=== Exercise directions ===
An exact reproduction of the records is required, with all images left out.

◇ ◇ ◇ ◇ ◇ ◇ ◇

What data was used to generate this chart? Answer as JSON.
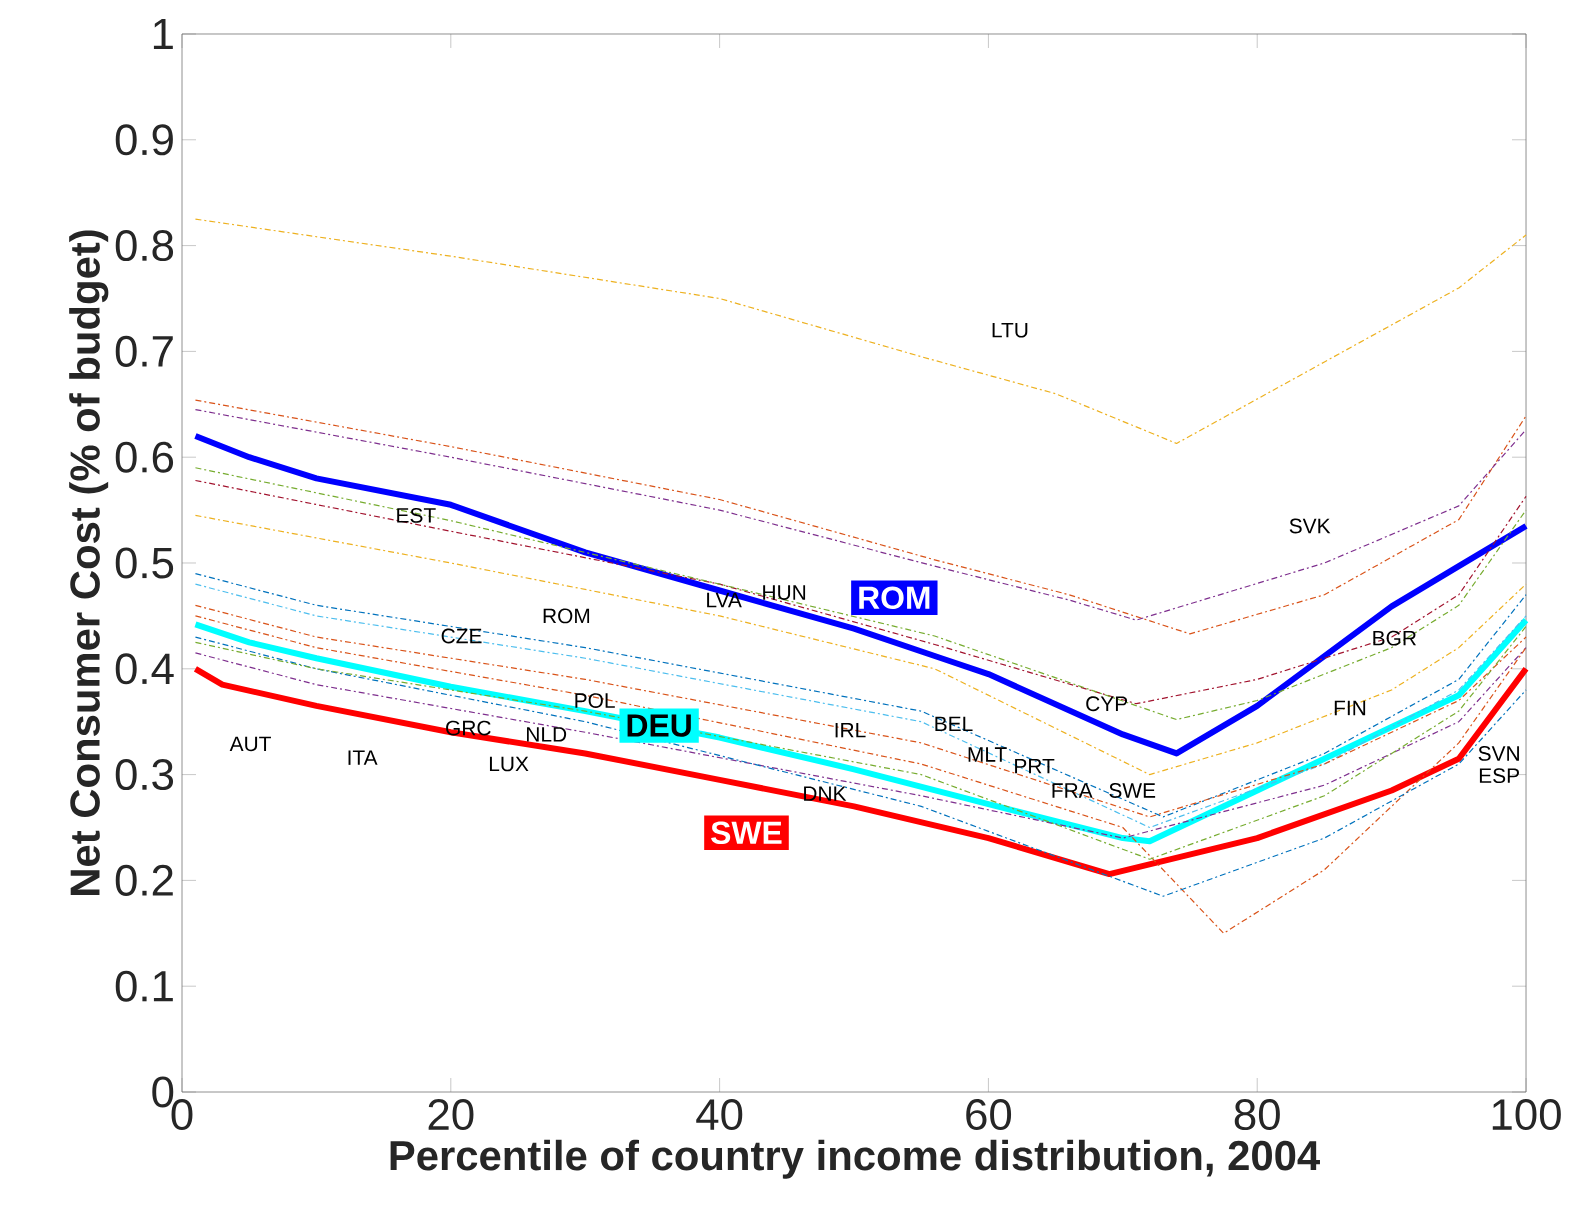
{
  "chart_data": {
    "type": "line",
    "xlabel": "Percentile of country income distribution, 2004",
    "ylabel": "Net Consumer Cost (% of budget)",
    "xlim": [
      0,
      100
    ],
    "ylim": [
      0,
      1
    ],
    "xticks": [
      0,
      20,
      40,
      60,
      80,
      100
    ],
    "yticks": [
      0,
      0.1,
      0.2,
      0.3,
      0.4,
      0.5,
      0.6,
      0.7,
      0.8,
      0.9,
      1
    ],
    "series": [
      {
        "color": "#edb120",
        "line_style": "dashdot",
        "x": [
          1,
          20,
          40,
          55,
          65,
          74,
          85,
          95,
          100
        ],
        "values": [
          0.825,
          0.79,
          0.75,
          0.695,
          0.66,
          0.613,
          0.69,
          0.76,
          0.81
        ]
      },
      {
        "color": "#d95319",
        "line_style": "dashdot",
        "x": [
          1,
          20,
          40,
          56,
          66,
          75,
          85,
          95,
          100
        ],
        "values": [
          0.654,
          0.61,
          0.56,
          0.503,
          0.47,
          0.433,
          0.47,
          0.541,
          0.639
        ]
      },
      {
        "color": "#7e2f8e",
        "line_style": "dashdot",
        "x": [
          1,
          20,
          40,
          56,
          66,
          71,
          85,
          95,
          100
        ],
        "values": [
          0.645,
          0.6,
          0.55,
          0.497,
          0.465,
          0.446,
          0.5,
          0.554,
          0.626
        ]
      },
      {
        "color": "#a2142f",
        "line_style": "dashdot",
        "x": [
          1,
          20,
          40,
          56,
          71,
          80,
          90,
          95,
          100
        ],
        "values": [
          0.578,
          0.53,
          0.48,
          0.423,
          0.367,
          0.39,
          0.43,
          0.47,
          0.563
        ]
      },
      {
        "color": "#77ac30",
        "line_style": "dashdot",
        "x": [
          1,
          20,
          40,
          56,
          74,
          80,
          90,
          95,
          100
        ],
        "values": [
          0.59,
          0.54,
          0.48,
          0.431,
          0.352,
          0.37,
          0.42,
          0.46,
          0.55
        ]
      },
      {
        "color": "#edb120",
        "line_style": "dashdot",
        "x": [
          1,
          20,
          40,
          56,
          72,
          80,
          90,
          95,
          100
        ],
        "values": [
          0.545,
          0.5,
          0.45,
          0.4,
          0.3,
          0.33,
          0.38,
          0.42,
          0.48
        ]
      },
      {
        "color": "#0072bd",
        "line_style": "dashdot",
        "x": [
          1,
          10,
          30,
          55,
          73,
          85,
          95,
          100
        ],
        "values": [
          0.49,
          0.46,
          0.42,
          0.36,
          0.26,
          0.32,
          0.39,
          0.47
        ]
      },
      {
        "color": "#4dbeee",
        "line_style": "dashdot",
        "x": [
          1,
          10,
          30,
          55,
          72,
          85,
          95,
          100
        ],
        "values": [
          0.48,
          0.45,
          0.41,
          0.35,
          0.25,
          0.31,
          0.38,
          0.45
        ]
      },
      {
        "color": "#d95319",
        "line_style": "dashdot",
        "x": [
          1,
          10,
          30,
          55,
          72,
          85,
          95,
          100
        ],
        "values": [
          0.46,
          0.43,
          0.39,
          0.33,
          0.26,
          0.31,
          0.37,
          0.43
        ]
      },
      {
        "color": "#7e2f8e",
        "line_style": "dashdot",
        "x": [
          1,
          10,
          30,
          55,
          70,
          85,
          95,
          100
        ],
        "values": [
          0.415,
          0.385,
          0.34,
          0.28,
          0.24,
          0.29,
          0.35,
          0.42
        ]
      },
      {
        "color": "#d95319",
        "line_style": "dashdot",
        "x": [
          1,
          10,
          30,
          55,
          70,
          77.5,
          85,
          95,
          100
        ],
        "values": [
          0.45,
          0.42,
          0.375,
          0.31,
          0.25,
          0.15,
          0.21,
          0.33,
          0.42
        ]
      },
      {
        "color": "#0072bd",
        "line_style": "dashdot",
        "x": [
          1,
          10,
          30,
          55,
          73,
          85,
          95,
          100
        ],
        "values": [
          0.43,
          0.4,
          0.35,
          0.27,
          0.185,
          0.24,
          0.31,
          0.38
        ]
      },
      {
        "color": "#77ac30",
        "line_style": "dashdot",
        "x": [
          1,
          10,
          30,
          55,
          72,
          85,
          95,
          100
        ],
        "values": [
          0.425,
          0.4,
          0.36,
          0.3,
          0.22,
          0.28,
          0.36,
          0.44
        ]
      },
      {
        "name": "ROM",
        "color": "#0000ff",
        "line_style": "solid",
        "x": [
          1,
          5,
          10,
          20,
          30,
          40,
          50,
          56.5,
          60,
          70,
          74,
          80,
          90,
          95,
          100
        ],
        "values": [
          0.62,
          0.6,
          0.58,
          0.555,
          0.51,
          0.474,
          0.438,
          0.41,
          0.395,
          0.338,
          0.32,
          0.365,
          0.459,
          0.497,
          0.535
        ]
      },
      {
        "name": "DEU",
        "color": "#00ffff",
        "line_style": "solid",
        "x": [
          1,
          5,
          10,
          20,
          30,
          40,
          50,
          60,
          70,
          72,
          80,
          90,
          95,
          100
        ],
        "values": [
          0.442,
          0.425,
          0.41,
          0.383,
          0.36,
          0.335,
          0.305,
          0.272,
          0.24,
          0.237,
          0.285,
          0.345,
          0.375,
          0.446
        ]
      },
      {
        "name": "SWE",
        "color": "#ff0000",
        "line_style": "solid",
        "x": [
          1,
          3,
          10,
          20,
          30,
          40,
          50,
          60,
          69,
          80,
          90,
          95,
          100
        ],
        "values": [
          0.4,
          0.385,
          0.365,
          0.34,
          0.32,
          0.295,
          0.27,
          0.24,
          0.206,
          0.24,
          0.285,
          0.315,
          0.4
        ]
      }
    ],
    "annotations": [
      "LTU",
      "EST",
      "SVK",
      "LVA",
      "HUN",
      "BGR",
      "CZE",
      "ROM",
      "CYP",
      "FIN",
      "BEL",
      "IRL",
      "POL",
      "GRC",
      "NLD",
      "MLT",
      "SVN",
      "AUT",
      "ITA",
      "LUX",
      "PRT",
      "ESP",
      "FRA",
      "SWE",
      "DNK"
    ]
  }
}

◇ ◇ ◇ ◇ ◇ ◇ ◇

=== Problem solution ===
What data was used to generate this chart? Answer as JSON.
{
  "chart_data": {
    "type": "line",
    "xlabel": "Percentile of country income distribution, 2004",
    "ylabel": "Net Consumer Cost (% of budget)",
    "xlim": [
      0,
      100
    ],
    "ylim": [
      0,
      1
    ],
    "xticks": [
      0,
      20,
      40,
      60,
      80,
      100
    ],
    "yticks": [
      0,
      0.1,
      0.2,
      0.3,
      0.4,
      0.5,
      0.6,
      0.7,
      0.8,
      0.9,
      1
    ],
    "series": [
      {
        "color": "#edb120",
        "line_style": "dashdot",
        "x": [
          1,
          20,
          40,
          55,
          65,
          74,
          85,
          95,
          100
        ],
        "values": [
          0.825,
          0.79,
          0.75,
          0.695,
          0.66,
          0.613,
          0.69,
          0.76,
          0.81
        ]
      },
      {
        "color": "#d95319",
        "line_style": "dashdot",
        "x": [
          1,
          20,
          40,
          56,
          66,
          75,
          85,
          95,
          100
        ],
        "values": [
          0.654,
          0.61,
          0.56,
          0.503,
          0.47,
          0.433,
          0.47,
          0.541,
          0.639
        ]
      },
      {
        "color": "#7e2f8e",
        "line_style": "dashdot",
        "x": [
          1,
          20,
          40,
          56,
          66,
          71,
          85,
          95,
          100
        ],
        "values": [
          0.645,
          0.6,
          0.55,
          0.497,
          0.465,
          0.446,
          0.5,
          0.554,
          0.626
        ]
      },
      {
        "color": "#a2142f",
        "line_style": "dashdot",
        "x": [
          1,
          20,
          40,
          56,
          71,
          80,
          90,
          95,
          100
        ],
        "values": [
          0.578,
          0.53,
          0.48,
          0.423,
          0.367,
          0.39,
          0.43,
          0.47,
          0.563
        ]
      },
      {
        "color": "#77ac30",
        "line_style": "dashdot",
        "x": [
          1,
          20,
          40,
          56,
          74,
          80,
          90,
          95,
          100
        ],
        "values": [
          0.59,
          0.54,
          0.48,
          0.431,
          0.352,
          0.37,
          0.42,
          0.46,
          0.55
        ]
      },
      {
        "color": "#edb120",
        "line_style": "dashdot",
        "x": [
          1,
          20,
          40,
          56,
          72,
          80,
          90,
          95,
          100
        ],
        "values": [
          0.545,
          0.5,
          0.45,
          0.4,
          0.3,
          0.33,
          0.38,
          0.42,
          0.48
        ]
      },
      {
        "color": "#0072bd",
        "line_style": "dashdot",
        "x": [
          1,
          10,
          30,
          55,
          73,
          85,
          95,
          100
        ],
        "values": [
          0.49,
          0.46,
          0.42,
          0.36,
          0.26,
          0.32,
          0.39,
          0.47
        ]
      },
      {
        "color": "#4dbeee",
        "line_style": "dashdot",
        "x": [
          1,
          10,
          30,
          55,
          72,
          85,
          95,
          100
        ],
        "values": [
          0.48,
          0.45,
          0.41,
          0.35,
          0.25,
          0.31,
          0.38,
          0.45
        ]
      },
      {
        "color": "#d95319",
        "line_style": "dashdot",
        "x": [
          1,
          10,
          30,
          55,
          72,
          85,
          95,
          100
        ],
        "values": [
          0.46,
          0.43,
          0.39,
          0.33,
          0.26,
          0.31,
          0.37,
          0.43
        ]
      },
      {
        "color": "#7e2f8e",
        "line_style": "dashdot",
        "x": [
          1,
          10,
          30,
          55,
          70,
          85,
          95,
          100
        ],
        "values": [
          0.415,
          0.385,
          0.34,
          0.28,
          0.24,
          0.29,
          0.35,
          0.42
        ]
      },
      {
        "color": "#d95319",
        "line_style": "dashdot",
        "x": [
          1,
          10,
          30,
          55,
          70,
          77.5,
          85,
          95,
          100
        ],
        "values": [
          0.45,
          0.42,
          0.375,
          0.31,
          0.25,
          0.15,
          0.21,
          0.33,
          0.42
        ]
      },
      {
        "color": "#0072bd",
        "line_style": "dashdot",
        "x": [
          1,
          10,
          30,
          55,
          73,
          85,
          95,
          100
        ],
        "values": [
          0.43,
          0.4,
          0.35,
          0.27,
          0.185,
          0.24,
          0.31,
          0.38
        ]
      },
      {
        "color": "#77ac30",
        "line_style": "dashdot",
        "x": [
          1,
          10,
          30,
          55,
          72,
          85,
          95,
          100
        ],
        "values": [
          0.425,
          0.4,
          0.36,
          0.3,
          0.22,
          0.28,
          0.36,
          0.44
        ]
      },
      {
        "name": "ROM",
        "color": "#0000ff",
        "line_style": "solid",
        "x": [
          1,
          5,
          10,
          20,
          30,
          40,
          50,
          56.5,
          60,
          70,
          74,
          80,
          90,
          95,
          100
        ],
        "values": [
          0.62,
          0.6,
          0.58,
          0.555,
          0.51,
          0.474,
          0.438,
          0.41,
          0.395,
          0.338,
          0.32,
          0.365,
          0.459,
          0.497,
          0.535
        ]
      },
      {
        "name": "DEU",
        "color": "#00ffff",
        "line_style": "solid",
        "x": [
          1,
          5,
          10,
          20,
          30,
          40,
          50,
          60,
          70,
          72,
          80,
          90,
          95,
          100
        ],
        "values": [
          0.442,
          0.425,
          0.41,
          0.383,
          0.36,
          0.335,
          0.305,
          0.272,
          0.24,
          0.237,
          0.285,
          0.345,
          0.375,
          0.446
        ]
      },
      {
        "name": "SWE",
        "color": "#ff0000",
        "line_style": "solid",
        "x": [
          1,
          3,
          10,
          20,
          30,
          40,
          50,
          60,
          69,
          80,
          90,
          95,
          100
        ],
        "values": [
          0.4,
          0.385,
          0.365,
          0.34,
          0.32,
          0.295,
          0.27,
          0.24,
          0.206,
          0.24,
          0.285,
          0.315,
          0.4
        ]
      }
    ],
    "annotations": [
      "LTU",
      "EST",
      "SVK",
      "LVA",
      "HUN",
      "BGR",
      "CZE",
      "ROM",
      "CYP",
      "FIN",
      "BEL",
      "IRL",
      "POL",
      "GRC",
      "NLD",
      "MLT",
      "SVN",
      "AUT",
      "ITA",
      "LUX",
      "PRT",
      "ESP",
      "FRA",
      "SWE",
      "DNK"
    ]
  }
}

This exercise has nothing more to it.